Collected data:
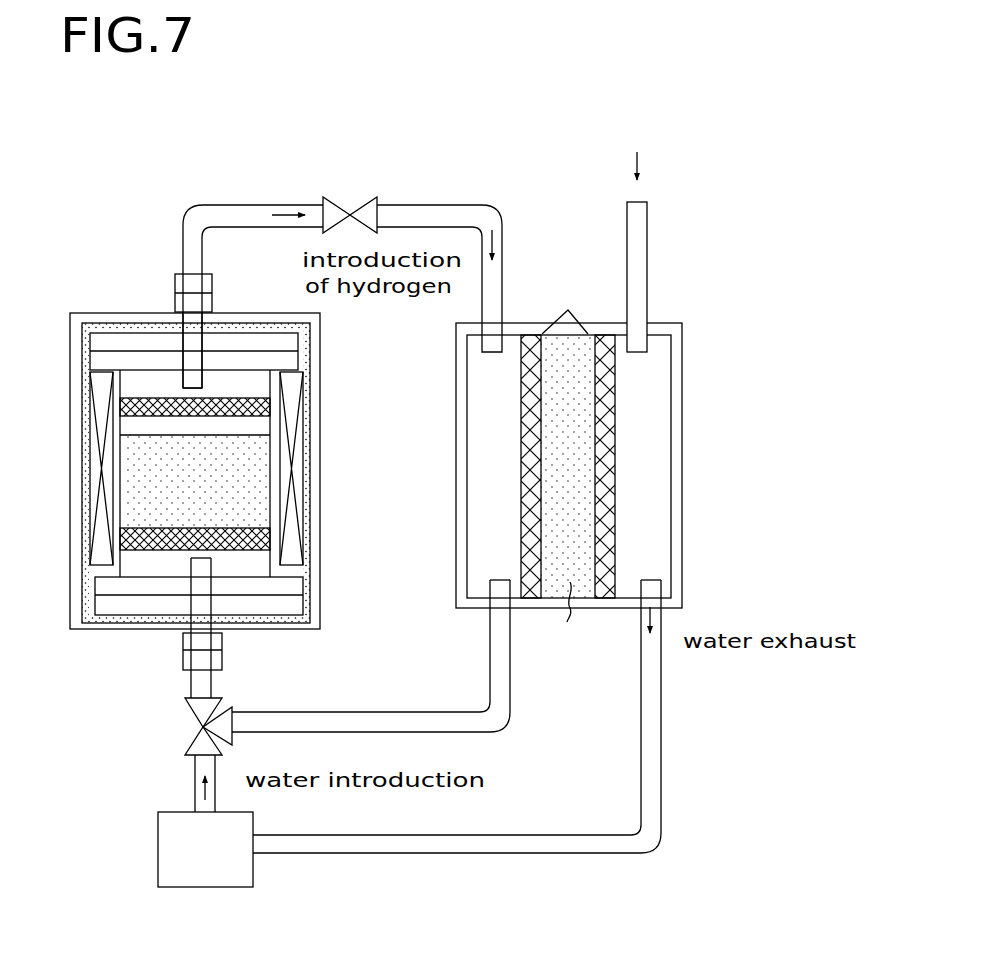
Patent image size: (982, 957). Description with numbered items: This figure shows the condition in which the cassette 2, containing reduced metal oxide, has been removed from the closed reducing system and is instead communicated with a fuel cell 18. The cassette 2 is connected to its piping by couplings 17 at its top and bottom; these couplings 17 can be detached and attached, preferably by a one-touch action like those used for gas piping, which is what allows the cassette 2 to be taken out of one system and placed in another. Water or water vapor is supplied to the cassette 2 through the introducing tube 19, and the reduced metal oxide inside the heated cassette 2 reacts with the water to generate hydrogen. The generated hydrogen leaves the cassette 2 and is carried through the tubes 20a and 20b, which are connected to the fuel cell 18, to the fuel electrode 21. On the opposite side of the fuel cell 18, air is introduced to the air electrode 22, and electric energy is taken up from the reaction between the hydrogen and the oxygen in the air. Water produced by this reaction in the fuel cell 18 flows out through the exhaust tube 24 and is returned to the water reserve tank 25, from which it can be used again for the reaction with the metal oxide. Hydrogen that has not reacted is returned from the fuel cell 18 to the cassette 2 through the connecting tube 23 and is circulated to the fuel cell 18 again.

The cassette 2 is at (70, 628).
The coupling 17 is at (172, 298).
The fuel cell 18 is at (579, 387).
The introducing tube 19 is at (203, 682).
The tube 20a is at (253, 218).
The tube 20b is at (428, 208).
The fuel electrode 21 is at (487, 435).
The air electrode 22 is at (657, 445).
The connecting tube 23 is at (418, 712).
The exhaust tube 24 is at (453, 856).
The water reserve tank 25 is at (227, 903).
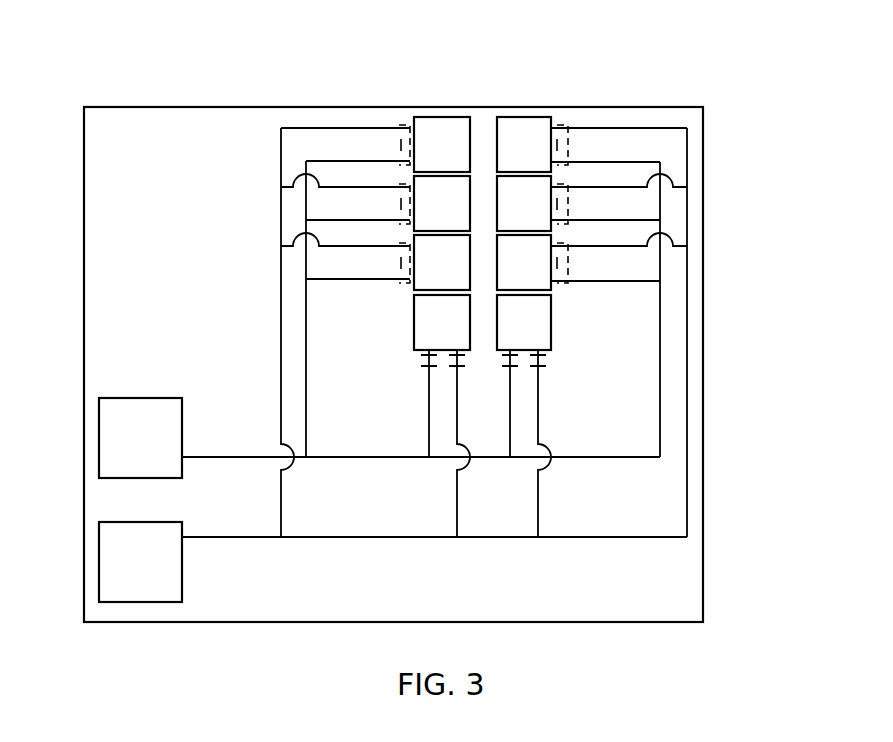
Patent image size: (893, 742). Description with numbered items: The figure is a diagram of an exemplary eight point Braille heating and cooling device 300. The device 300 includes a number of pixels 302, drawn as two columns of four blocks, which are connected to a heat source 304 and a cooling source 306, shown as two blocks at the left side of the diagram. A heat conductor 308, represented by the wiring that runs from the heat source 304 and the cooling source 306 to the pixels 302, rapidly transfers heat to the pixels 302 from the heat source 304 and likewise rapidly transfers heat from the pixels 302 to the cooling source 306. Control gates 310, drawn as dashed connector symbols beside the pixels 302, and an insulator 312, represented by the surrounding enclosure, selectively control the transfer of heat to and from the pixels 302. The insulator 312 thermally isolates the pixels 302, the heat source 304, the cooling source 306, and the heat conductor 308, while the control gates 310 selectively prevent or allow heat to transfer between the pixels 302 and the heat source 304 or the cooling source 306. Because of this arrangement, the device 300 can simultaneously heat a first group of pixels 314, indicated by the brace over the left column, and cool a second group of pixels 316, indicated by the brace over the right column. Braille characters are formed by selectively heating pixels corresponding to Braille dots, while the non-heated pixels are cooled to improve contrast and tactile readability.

The eight point Braille heating and cooling device 300 is at (96, 83).
The pixels 302 is at (461, 155).
The heat source 304 is at (160, 449).
The cooling source 306 is at (160, 573).
The heat conductor 308 is at (688, 510).
The control gates 310 is at (562, 127).
The insulator 312 is at (683, 606).
The first group of pixels 314 is at (470, 94).
The second group of pixels 316 is at (551, 94).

STATED GOAL> Reproduce, word for word, the part of the listing that opens at its very beginning and closes with the line containing "The fuel electrode 21 is at (487, 435).", with both ends included. Omit the pictures.

EXERCISE OUTPUT>
Patent image size: (982, 957). Description with numbered items: This figure shows the condition in which the cassette 2, containing reduced metal oxide, has been removed from the closed reducing system and is instead communicated with a fuel cell 18. The cassette 2 is connected to its piping by couplings 17 at its top and bottom; these couplings 17 can be detached and attached, preferably by a one-touch action like those used for gas piping, which is what allows the cassette 2 to be taken out of one system and placed in another. Water or water vapor is supplied to the cassette 2 through the introducing tube 19, and the reduced metal oxide inside the heated cassette 2 reacts with the water to generate hydrogen. The generated hydrogen leaves the cassette 2 and is carried through the tubes 20a and 20b, which are connected to the fuel cell 18, to the fuel electrode 21. On the opposite side of the fuel cell 18, air is introduced to the air electrode 22, and electric energy is taken up from the reaction between the hydrogen and the oxygen in the air. Water produced by this reaction in the fuel cell 18 flows out through the exhaust tube 24 and is returned to the water reserve tank 25, from which it can be used again for the reaction with the metal oxide. Hydrogen that has not reacted is returned from the fuel cell 18 to the cassette 2 through the connecting tube 23 and is circulated to the fuel cell 18 again.

The cassette 2 is at (70, 628).
The coupling 17 is at (172, 298).
The fuel cell 18 is at (579, 387).
The introducing tube 19 is at (203, 682).
The tube 20a is at (253, 218).
The tube 20b is at (428, 208).
The fuel electrode 21 is at (487, 435).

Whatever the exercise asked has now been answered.